## begin Input data

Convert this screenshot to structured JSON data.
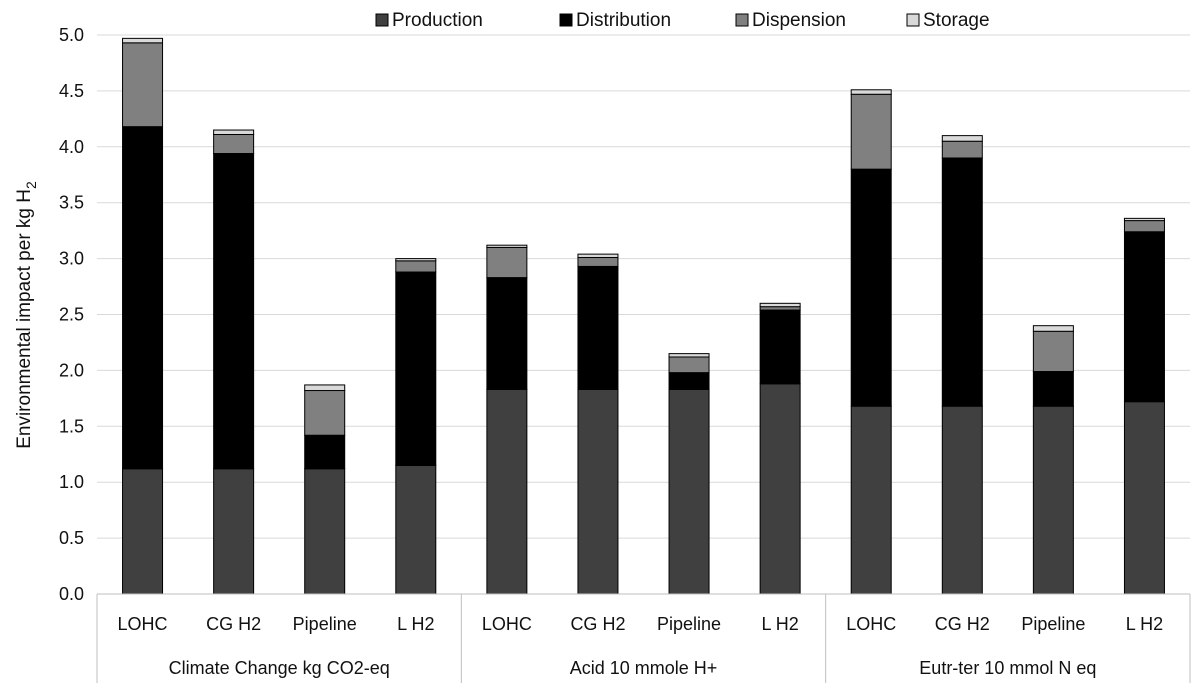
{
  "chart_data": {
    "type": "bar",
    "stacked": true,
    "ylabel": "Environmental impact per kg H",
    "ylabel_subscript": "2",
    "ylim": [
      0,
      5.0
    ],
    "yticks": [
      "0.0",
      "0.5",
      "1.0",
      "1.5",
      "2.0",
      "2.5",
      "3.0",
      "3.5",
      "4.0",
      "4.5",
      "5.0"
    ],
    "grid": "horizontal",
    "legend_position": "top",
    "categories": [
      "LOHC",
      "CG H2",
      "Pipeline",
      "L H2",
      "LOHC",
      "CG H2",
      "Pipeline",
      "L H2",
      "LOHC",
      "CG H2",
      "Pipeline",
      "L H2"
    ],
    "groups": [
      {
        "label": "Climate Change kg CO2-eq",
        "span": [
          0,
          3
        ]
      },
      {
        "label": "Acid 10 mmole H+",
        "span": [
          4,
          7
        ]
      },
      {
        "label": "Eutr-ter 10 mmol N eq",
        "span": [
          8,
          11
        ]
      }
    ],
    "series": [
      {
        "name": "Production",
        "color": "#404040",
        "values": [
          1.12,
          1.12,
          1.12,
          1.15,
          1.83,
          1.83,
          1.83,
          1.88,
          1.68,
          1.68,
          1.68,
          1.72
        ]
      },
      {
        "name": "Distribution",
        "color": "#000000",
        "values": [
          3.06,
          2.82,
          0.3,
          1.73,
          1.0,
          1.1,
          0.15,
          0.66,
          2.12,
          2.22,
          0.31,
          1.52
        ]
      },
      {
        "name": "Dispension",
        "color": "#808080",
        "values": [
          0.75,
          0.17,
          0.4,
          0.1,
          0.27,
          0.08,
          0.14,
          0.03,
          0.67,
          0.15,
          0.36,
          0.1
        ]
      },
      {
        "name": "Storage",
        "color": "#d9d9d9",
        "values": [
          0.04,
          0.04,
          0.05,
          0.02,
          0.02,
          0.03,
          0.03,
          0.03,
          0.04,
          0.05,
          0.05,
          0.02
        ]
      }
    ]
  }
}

## end Input data
## begin Input data

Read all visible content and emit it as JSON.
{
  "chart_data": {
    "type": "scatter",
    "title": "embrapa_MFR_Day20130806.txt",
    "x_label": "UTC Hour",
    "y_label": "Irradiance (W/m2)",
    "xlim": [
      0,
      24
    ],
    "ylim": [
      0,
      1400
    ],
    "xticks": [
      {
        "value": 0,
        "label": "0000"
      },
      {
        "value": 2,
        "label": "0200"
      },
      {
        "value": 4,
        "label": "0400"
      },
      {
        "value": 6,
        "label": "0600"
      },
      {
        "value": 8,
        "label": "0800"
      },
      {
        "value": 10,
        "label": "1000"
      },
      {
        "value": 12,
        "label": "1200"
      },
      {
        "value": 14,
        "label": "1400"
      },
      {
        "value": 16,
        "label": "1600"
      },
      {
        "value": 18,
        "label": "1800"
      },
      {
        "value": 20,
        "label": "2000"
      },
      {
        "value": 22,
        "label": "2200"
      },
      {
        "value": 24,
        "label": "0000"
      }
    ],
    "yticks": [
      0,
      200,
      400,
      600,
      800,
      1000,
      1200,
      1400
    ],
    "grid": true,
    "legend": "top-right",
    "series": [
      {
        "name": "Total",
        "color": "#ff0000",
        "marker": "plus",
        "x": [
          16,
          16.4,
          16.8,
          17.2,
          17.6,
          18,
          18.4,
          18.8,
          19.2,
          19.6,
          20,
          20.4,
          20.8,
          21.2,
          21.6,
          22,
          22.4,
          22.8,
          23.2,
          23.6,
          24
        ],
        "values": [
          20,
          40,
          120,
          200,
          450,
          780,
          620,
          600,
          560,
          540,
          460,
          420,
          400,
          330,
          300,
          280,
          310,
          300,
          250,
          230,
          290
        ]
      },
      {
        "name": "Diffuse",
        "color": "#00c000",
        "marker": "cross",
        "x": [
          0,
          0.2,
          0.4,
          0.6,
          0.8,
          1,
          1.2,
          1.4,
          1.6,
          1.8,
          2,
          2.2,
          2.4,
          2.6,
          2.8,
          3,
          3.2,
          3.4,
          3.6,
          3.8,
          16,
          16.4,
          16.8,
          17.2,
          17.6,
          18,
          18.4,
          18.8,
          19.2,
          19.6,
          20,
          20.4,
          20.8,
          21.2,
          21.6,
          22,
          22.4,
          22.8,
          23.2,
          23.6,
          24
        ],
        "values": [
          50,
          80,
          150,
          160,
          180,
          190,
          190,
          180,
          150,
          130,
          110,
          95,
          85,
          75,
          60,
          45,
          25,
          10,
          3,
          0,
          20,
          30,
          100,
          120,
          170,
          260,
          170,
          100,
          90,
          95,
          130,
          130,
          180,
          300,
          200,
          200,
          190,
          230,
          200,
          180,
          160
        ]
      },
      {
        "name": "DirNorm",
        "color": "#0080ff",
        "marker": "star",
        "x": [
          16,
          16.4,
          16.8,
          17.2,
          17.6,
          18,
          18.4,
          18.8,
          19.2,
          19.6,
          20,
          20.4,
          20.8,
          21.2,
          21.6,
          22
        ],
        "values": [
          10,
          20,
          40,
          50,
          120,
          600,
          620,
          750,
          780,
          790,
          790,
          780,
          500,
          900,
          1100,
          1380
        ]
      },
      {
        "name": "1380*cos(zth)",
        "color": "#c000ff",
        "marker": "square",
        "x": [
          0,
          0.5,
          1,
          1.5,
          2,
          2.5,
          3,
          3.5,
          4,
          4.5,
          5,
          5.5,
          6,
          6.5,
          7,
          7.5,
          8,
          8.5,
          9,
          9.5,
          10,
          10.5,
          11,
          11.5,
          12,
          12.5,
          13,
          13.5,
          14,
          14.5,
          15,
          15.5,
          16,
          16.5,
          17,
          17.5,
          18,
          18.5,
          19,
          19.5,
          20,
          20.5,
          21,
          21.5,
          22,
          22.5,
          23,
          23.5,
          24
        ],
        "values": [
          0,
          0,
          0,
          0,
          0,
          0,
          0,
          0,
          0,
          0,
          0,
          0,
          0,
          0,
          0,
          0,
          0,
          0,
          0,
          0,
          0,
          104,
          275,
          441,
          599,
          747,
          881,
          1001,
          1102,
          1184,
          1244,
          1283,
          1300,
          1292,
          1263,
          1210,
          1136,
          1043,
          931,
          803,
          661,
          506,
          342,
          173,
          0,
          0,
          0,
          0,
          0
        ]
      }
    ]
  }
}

## end Input data

> Written request: Copy each line in the data that holds the word "color".

> Expected output:
        "color": "#404040",
        "color": "#000000",
        "color": "#808080",
        "color": "#d9d9d9",
        "color": "#ff0000",
        "color": "#00c000",
        "color": "#0080ff",
        "color": "#c000ff",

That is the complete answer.